**Problem description:**
Leave out the pictures, and quote exactly the lines running from the one with "Type out the text in this image." through the last line of the entries below.

**Given data:**

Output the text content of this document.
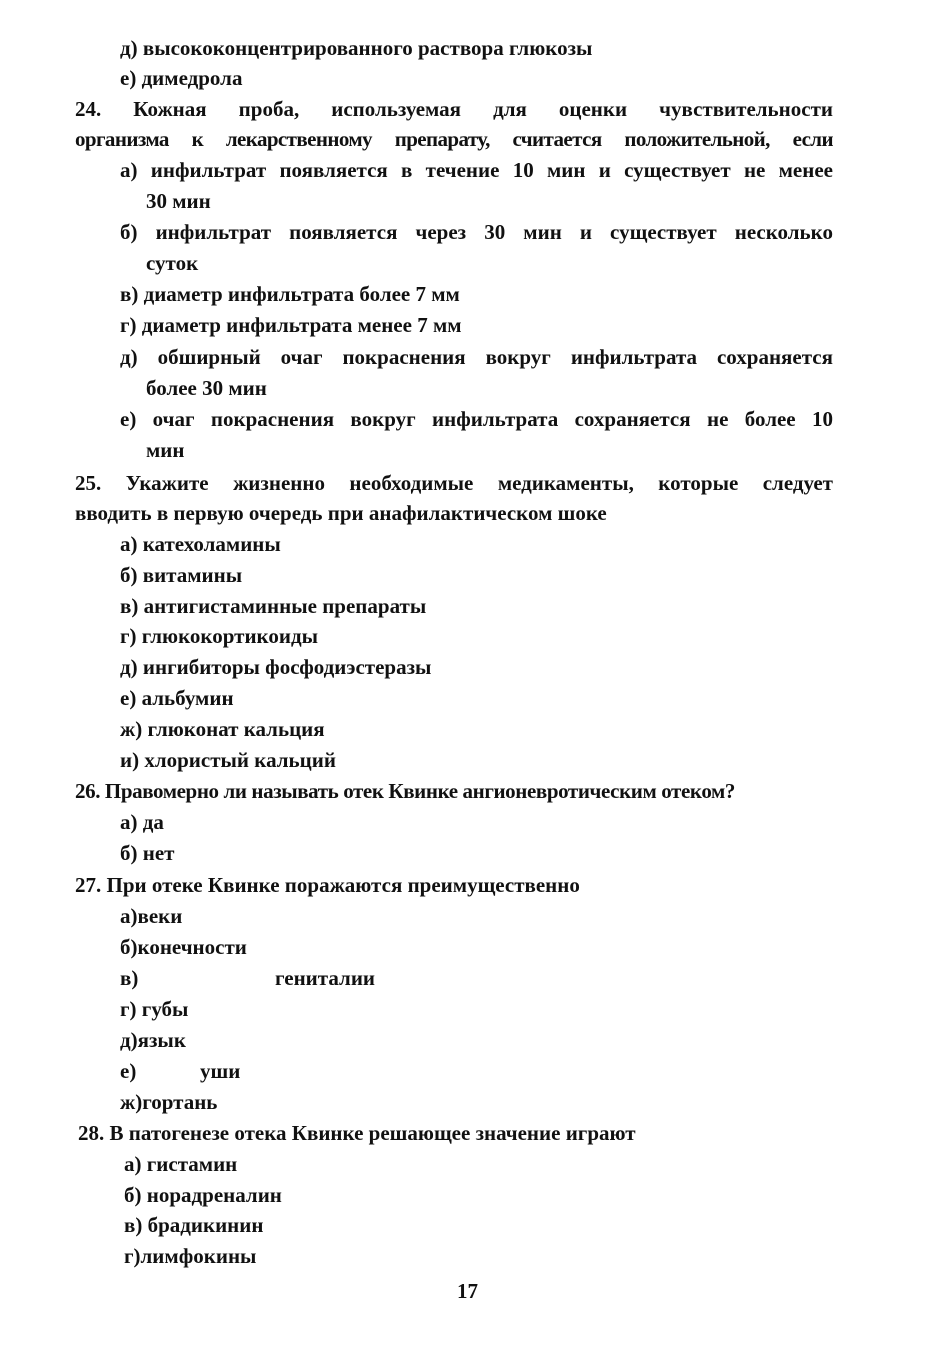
д) высококонцентрированного раствора глюкозы
е) димедрола
24. Кожная проба, используемая для оценки чувствительности
организма к лекарственному препарату, считается положительной, если
а) инфильтрат появляется в течение 10 мин и существует не менее
30 мин
б) инфильтрат появляется через 30 мин и существует несколько
суток
в) диаметр инфильтрата более 7 мм
г) диаметр инфильтрата менее 7 мм
д) обширный очаг покраснения вокруг инфильтрата сохраняется
более 30 мин
е) очаг покраснения вокруг инфильтрата сохраняется не более 10
мин
25. Укажите жизненно необходимые медикаменты, которые следует
вводить в первую очередь при анафилактическом шоке
а) катехоламины
б) витамины
в) антигистаминные препараты
г) глюкокортикоиды
д) ингибиторы фосфодиэстеразы
е) альбумин
ж) глюконат кальция
и) хлористый кальций
26. Правомерно ли называть отек Квинке ангионевротическим отеком?
а) да
б) нет
27. При отеке Квинке поражаются преимущественно
а)веки
б)конечности
в)	гениталии
г) губы
д)язык
е)	уши
ж)гортань
28. В патогенезе отека Квинке решающее значение играют
а) гистамин
б) норадреналин
в) брадикинин
г)лимфокины
17
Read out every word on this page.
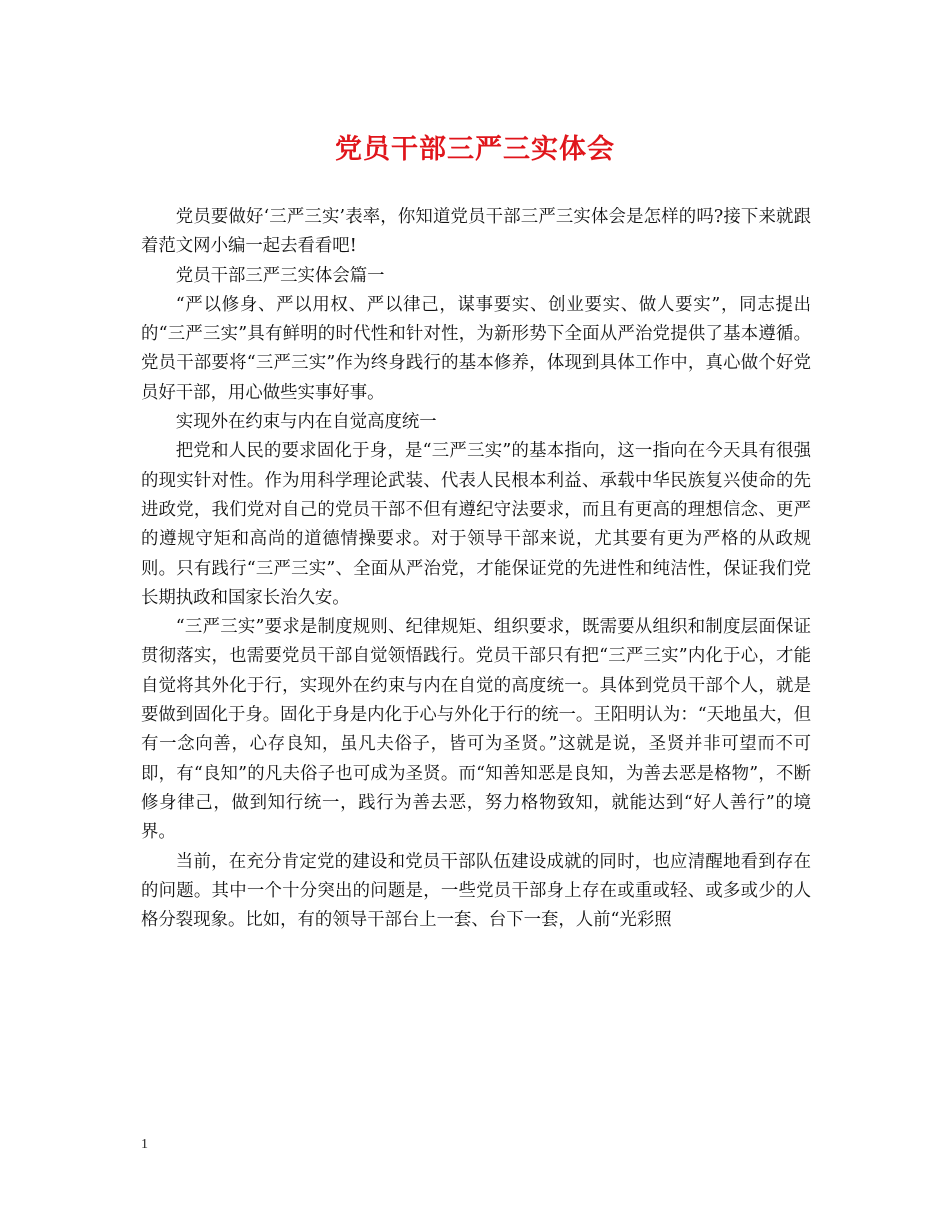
党员干部三严三实体会

党员要做好‘三严三实’表率，你知道党员干部三严三实体会是怎样的吗?接下来就跟着范文网小编一起去看看吧!

党员干部三严三实体会篇一

“严以修身、严以用权、严以律己，谋事要实、创业要实、做人要实”，同志提出的“三严三实”具有鲜明的时代性和针对性，为新形势下全面从严治党提供了基本遵循。党员干部要将“三严三实”作为终身践行的基本修养，体现到具体工作中，真心做个好党员好干部，用心做些实事好事。

实现外在约束与内在自觉高度统一

把党和人民的要求固化于身，是“三严三实”的基本指向，这一指向在今天具有很强的现实针对性。作为用科学理论武装、代表人民根本利益、承载中华民族复兴使命的先进政党，我们党对自己的党员干部不但有遵纪守法要求，而且有更高的理想信念、更严的遵规守矩和高尚的道德情操要求。对于领导干部来说，尤其要有更为严格的从政规则。只有践行“三严三实”、全面从严治党，才能保证党的先进性和纯洁性，保证我们党长期执政和国家长治久安。

“三严三实”要求是制度规则、纪律规矩、组织要求，既需要从组织和制度层面保证贯彻落实，也需要党员干部自觉领悟践行。党员干部只有把“三严三实”内化于心，才能自觉将其外化于行，实现外在约束与内在自觉的高度统一。具体到党员干部个人，就是要做到固化于身。固化于身是内化于心与外化于行的统一。王阳明认为：“天地虽大，但有一念向善，心存良知，虽凡夫俗子，皆可为圣贤。”这就是说，圣贤并非可望而不可即，有“良知”的凡夫俗子也可成为圣贤。而“知善知恶是良知，为善去恶是格物”，不断修身律己，做到知行统一，践行为善去恶，努力格物致知，就能达到“好人善行”的境界。

当前，在充分肯定党的建设和党员干部队伍建设成就的同时，也应清醒地看到存在的问题。其中一个十分突出的问题是，一些党员干部身上存在或重或轻、或多或少的人格分裂现象。比如，有的领导干部台上一套、台下一套，人前“光彩照

1
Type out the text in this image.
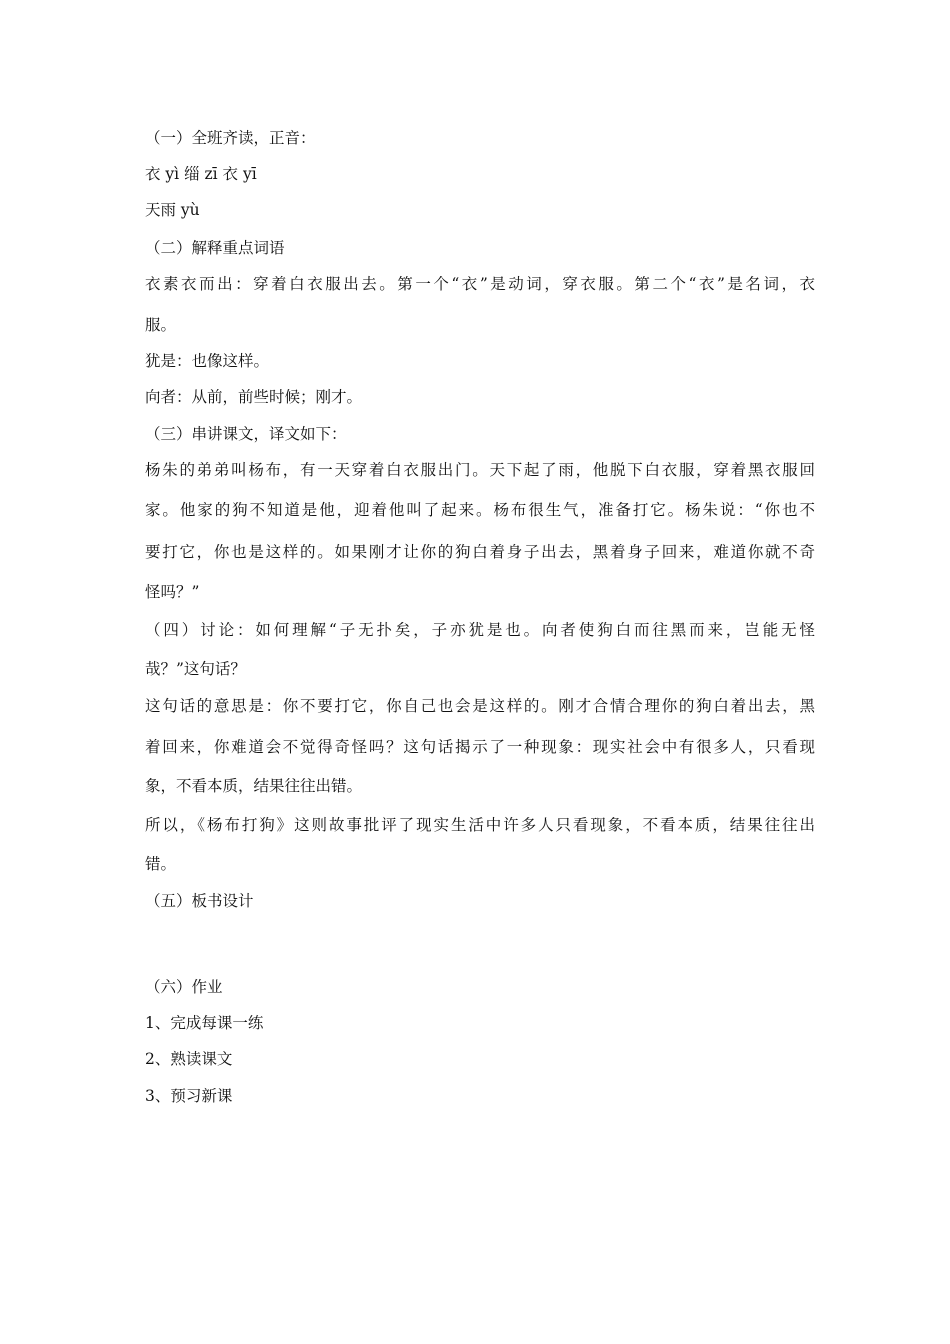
（一）全班齐读，正音：
衣 yì 缁 zī 衣 yī
天雨 yù
（二）解释重点词语
衣素衣而出：穿着白衣服出去。第一个“衣”是动词，穿衣服。第二个“衣”是名词，衣
服。
犹是：也像这样。
向者：从前，前些时候；刚才。
（三）串讲课文，译文如下：
杨朱的弟弟叫杨布，有一天穿着白衣服出门。天下起了雨，他脱下白衣服，穿着黑衣服回
家。他家的狗不知道是他，迎着他叫了起来。杨布很生气，准备打它。杨朱说：“你也不
要打它，你也是这样的。如果刚才让你的狗白着身子出去，黑着身子回来，难道你就不奇
怪吗？”
（四）讨论：如何理解“子无扑矣，子亦犹是也。向者使狗白而往黑而来，岂能无怪
哉？”这句话？
这句话的意思是：你不要打它，你自己也会是这样的。刚才合情合理你的狗白着出去，黑
着回来，你难道会不觉得奇怪吗？这句话揭示了一种现象：现实社会中有很多人，只看现
象，不看本质，结果往往出错。
所以，《杨布打狗》这则故事批评了现实生活中许多人只看现象，不看本质，结果往往出
错。
（五）板书设计
（六）作业
1、完成每课一练
2、熟读课文
3、预习新课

**Answer to the problem:**
Type out the text in this image.
（一）全班齐读，正音：
衣 yì 缁 zī 衣 yī
天雨 yù
（二）解释重点词语
衣素衣而出：穿着白衣服出去。第一个“衣”是动词，穿衣服。第二个“衣”是名词，衣
服。
犹是：也像这样。
向者：从前，前些时候；刚才。
（三）串讲课文，译文如下：
杨朱的弟弟叫杨布，有一天穿着白衣服出门。天下起了雨，他脱下白衣服，穿着黑衣服回
家。他家的狗不知道是他，迎着他叫了起来。杨布很生气，准备打它。杨朱说：“你也不
要打它，你也是这样的。如果刚才让你的狗白着身子出去，黑着身子回来，难道你就不奇
怪吗？”
（四）讨论：如何理解“子无扑矣，子亦犹是也。向者使狗白而往黑而来，岂能无怪
哉？”这句话？
这句话的意思是：你不要打它，你自己也会是这样的。刚才合情合理你的狗白着出去，黑
着回来，你难道会不觉得奇怪吗？这句话揭示了一种现象：现实社会中有很多人，只看现
象，不看本质，结果往往出错。
所以，《杨布打狗》这则故事批评了现实生活中许多人只看现象，不看本质，结果往往出
错。
（五）板书设计
（六）作业
1、完成每课一练
2、熟读课文
3、预习新课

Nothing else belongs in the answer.